--- Start of Records supplied ---

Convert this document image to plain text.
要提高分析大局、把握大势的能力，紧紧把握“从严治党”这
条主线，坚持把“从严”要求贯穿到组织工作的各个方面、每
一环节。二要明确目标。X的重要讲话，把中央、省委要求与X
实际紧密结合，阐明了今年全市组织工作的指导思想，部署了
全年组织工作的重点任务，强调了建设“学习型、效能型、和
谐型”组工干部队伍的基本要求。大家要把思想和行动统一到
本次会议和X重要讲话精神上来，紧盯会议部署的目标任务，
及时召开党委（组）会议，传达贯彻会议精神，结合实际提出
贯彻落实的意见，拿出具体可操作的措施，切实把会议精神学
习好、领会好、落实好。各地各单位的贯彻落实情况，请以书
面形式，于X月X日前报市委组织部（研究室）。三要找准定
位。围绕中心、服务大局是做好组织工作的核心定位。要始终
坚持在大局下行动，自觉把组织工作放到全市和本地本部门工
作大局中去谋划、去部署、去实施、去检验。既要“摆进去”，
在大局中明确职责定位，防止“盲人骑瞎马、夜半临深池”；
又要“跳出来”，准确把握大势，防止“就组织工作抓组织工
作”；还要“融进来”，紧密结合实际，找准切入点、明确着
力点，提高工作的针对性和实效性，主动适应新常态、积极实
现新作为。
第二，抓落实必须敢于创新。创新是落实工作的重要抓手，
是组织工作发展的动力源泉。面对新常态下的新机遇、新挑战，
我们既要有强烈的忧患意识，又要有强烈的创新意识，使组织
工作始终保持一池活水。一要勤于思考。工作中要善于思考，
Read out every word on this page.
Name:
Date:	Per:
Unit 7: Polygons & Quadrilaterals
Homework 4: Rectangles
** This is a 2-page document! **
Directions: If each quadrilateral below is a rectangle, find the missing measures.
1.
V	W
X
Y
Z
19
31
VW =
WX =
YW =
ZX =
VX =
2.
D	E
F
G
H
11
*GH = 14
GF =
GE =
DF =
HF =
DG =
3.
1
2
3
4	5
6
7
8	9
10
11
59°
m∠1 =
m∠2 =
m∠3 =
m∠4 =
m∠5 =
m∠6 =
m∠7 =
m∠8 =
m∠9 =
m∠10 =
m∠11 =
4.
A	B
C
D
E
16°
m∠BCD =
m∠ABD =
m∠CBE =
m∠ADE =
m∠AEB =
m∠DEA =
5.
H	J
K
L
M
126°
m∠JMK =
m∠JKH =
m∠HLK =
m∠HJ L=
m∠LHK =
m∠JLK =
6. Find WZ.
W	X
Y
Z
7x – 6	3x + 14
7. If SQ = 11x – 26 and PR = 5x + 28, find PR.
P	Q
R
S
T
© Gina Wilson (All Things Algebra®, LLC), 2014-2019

--- End of Records supplied ---

**Work required**
Work through the records line by line and tally those holding "page". Reply with the number alone.

**Written response**
2